### PROVIDED RECORDS
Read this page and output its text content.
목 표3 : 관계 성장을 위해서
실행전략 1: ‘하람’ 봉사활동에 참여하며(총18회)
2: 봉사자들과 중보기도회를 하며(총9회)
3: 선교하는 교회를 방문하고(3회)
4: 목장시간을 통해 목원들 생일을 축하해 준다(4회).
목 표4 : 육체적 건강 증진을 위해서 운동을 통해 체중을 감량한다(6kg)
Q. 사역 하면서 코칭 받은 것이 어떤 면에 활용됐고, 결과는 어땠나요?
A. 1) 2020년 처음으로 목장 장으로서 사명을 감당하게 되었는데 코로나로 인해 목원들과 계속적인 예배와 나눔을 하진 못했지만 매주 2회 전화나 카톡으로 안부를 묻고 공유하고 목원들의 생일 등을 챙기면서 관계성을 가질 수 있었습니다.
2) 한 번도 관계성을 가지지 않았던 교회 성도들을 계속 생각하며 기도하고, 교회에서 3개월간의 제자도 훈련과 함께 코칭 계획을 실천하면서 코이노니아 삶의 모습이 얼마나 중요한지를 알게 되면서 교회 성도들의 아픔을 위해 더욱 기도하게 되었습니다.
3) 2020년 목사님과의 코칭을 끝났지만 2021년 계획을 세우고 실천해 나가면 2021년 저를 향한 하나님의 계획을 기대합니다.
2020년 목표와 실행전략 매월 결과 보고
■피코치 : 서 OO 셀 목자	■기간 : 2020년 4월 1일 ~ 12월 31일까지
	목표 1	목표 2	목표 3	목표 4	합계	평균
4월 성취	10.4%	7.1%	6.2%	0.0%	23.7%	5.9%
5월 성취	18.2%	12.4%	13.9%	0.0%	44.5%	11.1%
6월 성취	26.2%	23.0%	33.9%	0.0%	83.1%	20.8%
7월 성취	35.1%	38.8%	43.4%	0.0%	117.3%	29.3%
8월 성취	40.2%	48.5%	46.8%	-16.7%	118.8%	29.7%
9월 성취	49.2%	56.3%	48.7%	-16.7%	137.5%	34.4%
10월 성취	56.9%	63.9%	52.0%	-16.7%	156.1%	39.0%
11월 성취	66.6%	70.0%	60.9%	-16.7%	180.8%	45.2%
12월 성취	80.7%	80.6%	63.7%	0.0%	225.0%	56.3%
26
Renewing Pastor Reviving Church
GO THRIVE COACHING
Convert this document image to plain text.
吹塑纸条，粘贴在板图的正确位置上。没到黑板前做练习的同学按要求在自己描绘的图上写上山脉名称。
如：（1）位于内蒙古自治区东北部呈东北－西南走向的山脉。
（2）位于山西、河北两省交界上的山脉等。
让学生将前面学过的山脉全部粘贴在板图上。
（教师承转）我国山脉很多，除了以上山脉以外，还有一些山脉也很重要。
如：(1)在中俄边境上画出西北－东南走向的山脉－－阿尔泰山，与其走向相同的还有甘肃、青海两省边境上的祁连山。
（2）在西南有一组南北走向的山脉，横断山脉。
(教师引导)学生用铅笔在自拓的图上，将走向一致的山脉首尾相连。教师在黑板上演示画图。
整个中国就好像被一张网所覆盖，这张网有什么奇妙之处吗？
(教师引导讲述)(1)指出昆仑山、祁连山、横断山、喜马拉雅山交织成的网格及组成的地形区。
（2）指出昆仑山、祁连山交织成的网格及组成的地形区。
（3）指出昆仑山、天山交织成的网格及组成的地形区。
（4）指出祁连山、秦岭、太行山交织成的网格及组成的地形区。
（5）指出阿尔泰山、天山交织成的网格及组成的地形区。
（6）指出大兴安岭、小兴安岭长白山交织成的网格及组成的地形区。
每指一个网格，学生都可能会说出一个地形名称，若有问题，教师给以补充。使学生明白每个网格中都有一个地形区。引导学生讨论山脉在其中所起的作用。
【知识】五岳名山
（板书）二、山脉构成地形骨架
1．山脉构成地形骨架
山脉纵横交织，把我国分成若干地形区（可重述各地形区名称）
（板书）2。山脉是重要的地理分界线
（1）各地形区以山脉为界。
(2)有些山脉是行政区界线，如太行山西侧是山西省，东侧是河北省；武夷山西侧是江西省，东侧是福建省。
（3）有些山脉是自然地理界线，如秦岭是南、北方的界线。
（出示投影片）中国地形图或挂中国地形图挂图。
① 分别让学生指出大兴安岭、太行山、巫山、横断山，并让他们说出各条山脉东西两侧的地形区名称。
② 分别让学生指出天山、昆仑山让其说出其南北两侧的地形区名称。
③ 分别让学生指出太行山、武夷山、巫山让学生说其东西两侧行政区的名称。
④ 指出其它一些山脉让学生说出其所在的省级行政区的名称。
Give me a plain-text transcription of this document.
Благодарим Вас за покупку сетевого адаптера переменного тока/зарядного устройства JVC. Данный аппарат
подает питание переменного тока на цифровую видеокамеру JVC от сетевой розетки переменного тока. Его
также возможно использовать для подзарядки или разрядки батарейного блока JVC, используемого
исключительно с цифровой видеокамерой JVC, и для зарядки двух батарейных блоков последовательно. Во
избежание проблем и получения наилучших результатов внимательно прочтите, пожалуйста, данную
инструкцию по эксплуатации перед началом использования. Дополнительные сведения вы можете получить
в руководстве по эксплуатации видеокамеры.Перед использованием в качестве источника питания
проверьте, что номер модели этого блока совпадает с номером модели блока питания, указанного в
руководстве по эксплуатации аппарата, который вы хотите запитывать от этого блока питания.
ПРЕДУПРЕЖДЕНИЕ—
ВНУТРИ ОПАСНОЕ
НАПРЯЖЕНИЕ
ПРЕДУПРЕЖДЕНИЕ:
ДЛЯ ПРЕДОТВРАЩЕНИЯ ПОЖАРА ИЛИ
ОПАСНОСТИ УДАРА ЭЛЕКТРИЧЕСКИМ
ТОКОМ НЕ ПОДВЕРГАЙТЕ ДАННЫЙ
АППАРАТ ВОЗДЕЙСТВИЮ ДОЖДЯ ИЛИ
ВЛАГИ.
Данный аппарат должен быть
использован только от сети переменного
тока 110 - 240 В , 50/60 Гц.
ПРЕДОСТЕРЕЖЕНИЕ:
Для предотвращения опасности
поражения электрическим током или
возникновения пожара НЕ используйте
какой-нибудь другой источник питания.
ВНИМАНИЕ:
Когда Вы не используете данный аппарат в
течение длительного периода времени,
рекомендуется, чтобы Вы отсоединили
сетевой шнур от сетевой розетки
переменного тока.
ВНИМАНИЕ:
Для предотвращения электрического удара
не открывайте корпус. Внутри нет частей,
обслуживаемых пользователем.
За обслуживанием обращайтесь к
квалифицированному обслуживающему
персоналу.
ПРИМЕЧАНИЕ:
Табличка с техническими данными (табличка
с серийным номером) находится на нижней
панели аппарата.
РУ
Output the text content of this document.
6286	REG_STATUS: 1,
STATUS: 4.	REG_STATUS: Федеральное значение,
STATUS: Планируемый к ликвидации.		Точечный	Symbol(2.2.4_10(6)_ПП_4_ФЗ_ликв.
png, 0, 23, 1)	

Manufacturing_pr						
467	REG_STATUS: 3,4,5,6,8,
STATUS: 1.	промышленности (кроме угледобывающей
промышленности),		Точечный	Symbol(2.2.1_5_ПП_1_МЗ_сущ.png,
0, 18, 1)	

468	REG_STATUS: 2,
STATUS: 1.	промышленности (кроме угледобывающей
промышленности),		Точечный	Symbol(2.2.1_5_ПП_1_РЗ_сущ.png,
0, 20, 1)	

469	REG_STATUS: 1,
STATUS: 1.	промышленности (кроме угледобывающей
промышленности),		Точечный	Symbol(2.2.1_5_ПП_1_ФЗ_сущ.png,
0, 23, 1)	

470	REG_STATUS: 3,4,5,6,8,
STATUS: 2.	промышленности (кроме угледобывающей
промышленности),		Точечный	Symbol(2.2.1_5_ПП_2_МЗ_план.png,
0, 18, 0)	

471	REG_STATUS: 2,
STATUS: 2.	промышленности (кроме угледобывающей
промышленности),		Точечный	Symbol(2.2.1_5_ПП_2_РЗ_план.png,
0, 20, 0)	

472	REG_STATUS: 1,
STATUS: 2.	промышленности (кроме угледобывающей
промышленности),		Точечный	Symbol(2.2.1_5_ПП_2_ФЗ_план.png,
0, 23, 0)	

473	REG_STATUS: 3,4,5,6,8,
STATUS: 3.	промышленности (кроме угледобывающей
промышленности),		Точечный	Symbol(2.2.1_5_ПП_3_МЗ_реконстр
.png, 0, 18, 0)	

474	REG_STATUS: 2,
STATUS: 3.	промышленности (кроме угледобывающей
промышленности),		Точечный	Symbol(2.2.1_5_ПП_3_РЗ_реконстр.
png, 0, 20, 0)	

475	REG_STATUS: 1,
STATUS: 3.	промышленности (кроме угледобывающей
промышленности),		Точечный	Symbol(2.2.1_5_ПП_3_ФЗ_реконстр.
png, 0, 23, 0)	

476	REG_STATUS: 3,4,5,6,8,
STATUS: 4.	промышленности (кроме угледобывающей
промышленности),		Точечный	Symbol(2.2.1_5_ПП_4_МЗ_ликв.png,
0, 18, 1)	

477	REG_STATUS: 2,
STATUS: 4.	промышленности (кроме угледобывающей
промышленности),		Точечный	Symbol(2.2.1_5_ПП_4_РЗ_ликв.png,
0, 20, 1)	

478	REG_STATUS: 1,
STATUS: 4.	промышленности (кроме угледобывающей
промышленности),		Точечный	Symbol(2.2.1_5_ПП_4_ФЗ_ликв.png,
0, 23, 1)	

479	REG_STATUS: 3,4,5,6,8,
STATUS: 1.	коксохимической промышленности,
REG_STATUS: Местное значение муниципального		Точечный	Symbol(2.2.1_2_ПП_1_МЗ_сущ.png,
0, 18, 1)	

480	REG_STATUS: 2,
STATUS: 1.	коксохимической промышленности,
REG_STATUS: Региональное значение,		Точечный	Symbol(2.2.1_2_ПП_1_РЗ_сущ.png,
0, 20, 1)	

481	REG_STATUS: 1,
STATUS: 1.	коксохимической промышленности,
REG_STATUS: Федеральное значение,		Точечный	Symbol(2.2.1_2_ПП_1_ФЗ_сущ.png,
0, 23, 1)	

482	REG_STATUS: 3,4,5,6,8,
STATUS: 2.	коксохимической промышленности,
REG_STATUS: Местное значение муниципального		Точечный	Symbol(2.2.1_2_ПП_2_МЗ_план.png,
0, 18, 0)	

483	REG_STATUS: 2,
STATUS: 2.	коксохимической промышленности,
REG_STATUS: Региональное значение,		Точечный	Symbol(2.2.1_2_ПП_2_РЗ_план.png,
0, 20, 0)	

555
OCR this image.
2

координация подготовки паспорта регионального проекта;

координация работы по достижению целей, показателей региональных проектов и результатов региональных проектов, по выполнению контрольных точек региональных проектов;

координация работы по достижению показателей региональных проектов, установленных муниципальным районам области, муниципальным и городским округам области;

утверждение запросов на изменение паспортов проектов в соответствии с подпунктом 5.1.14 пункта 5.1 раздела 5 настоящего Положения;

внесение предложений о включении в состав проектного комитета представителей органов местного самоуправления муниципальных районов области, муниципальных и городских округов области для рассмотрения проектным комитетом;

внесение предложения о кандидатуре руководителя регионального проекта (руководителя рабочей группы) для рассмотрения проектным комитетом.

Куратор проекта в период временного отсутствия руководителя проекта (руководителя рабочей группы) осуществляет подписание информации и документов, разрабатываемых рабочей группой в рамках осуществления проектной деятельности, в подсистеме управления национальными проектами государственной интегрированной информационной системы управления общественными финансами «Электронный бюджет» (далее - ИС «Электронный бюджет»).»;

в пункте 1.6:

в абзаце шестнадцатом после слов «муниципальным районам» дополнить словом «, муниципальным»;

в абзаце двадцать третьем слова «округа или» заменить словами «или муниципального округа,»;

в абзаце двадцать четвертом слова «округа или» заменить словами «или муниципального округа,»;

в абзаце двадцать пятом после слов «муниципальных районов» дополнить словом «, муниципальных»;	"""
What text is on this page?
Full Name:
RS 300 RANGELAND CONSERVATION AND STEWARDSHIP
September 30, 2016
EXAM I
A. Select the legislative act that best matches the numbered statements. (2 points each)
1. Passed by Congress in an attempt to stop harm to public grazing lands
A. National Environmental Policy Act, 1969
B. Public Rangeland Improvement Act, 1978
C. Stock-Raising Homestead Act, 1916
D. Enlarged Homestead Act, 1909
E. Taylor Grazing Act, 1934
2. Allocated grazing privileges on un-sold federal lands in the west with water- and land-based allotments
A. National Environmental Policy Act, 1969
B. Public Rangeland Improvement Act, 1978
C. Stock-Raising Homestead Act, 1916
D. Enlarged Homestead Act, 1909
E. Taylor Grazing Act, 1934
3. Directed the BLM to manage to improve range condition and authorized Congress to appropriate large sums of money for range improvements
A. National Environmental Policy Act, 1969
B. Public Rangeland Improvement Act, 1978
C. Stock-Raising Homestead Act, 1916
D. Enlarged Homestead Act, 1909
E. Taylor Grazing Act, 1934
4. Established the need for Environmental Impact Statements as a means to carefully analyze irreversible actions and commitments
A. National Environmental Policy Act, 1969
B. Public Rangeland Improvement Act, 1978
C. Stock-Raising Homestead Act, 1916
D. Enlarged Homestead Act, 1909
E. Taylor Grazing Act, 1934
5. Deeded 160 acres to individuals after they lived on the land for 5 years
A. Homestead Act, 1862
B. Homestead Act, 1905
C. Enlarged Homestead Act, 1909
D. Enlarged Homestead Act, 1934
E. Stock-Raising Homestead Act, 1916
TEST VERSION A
######
> **WHAT IS ASKED**
Copy out each line in the preceding records that contains "этого".

> **TASK SOLUTION**
проверьте, что номер модели этого блока совпадает с номером модели блока питания, указанного в
руководстве по эксплуатации аппарата, который вы хотите запитывать от этого блока питания.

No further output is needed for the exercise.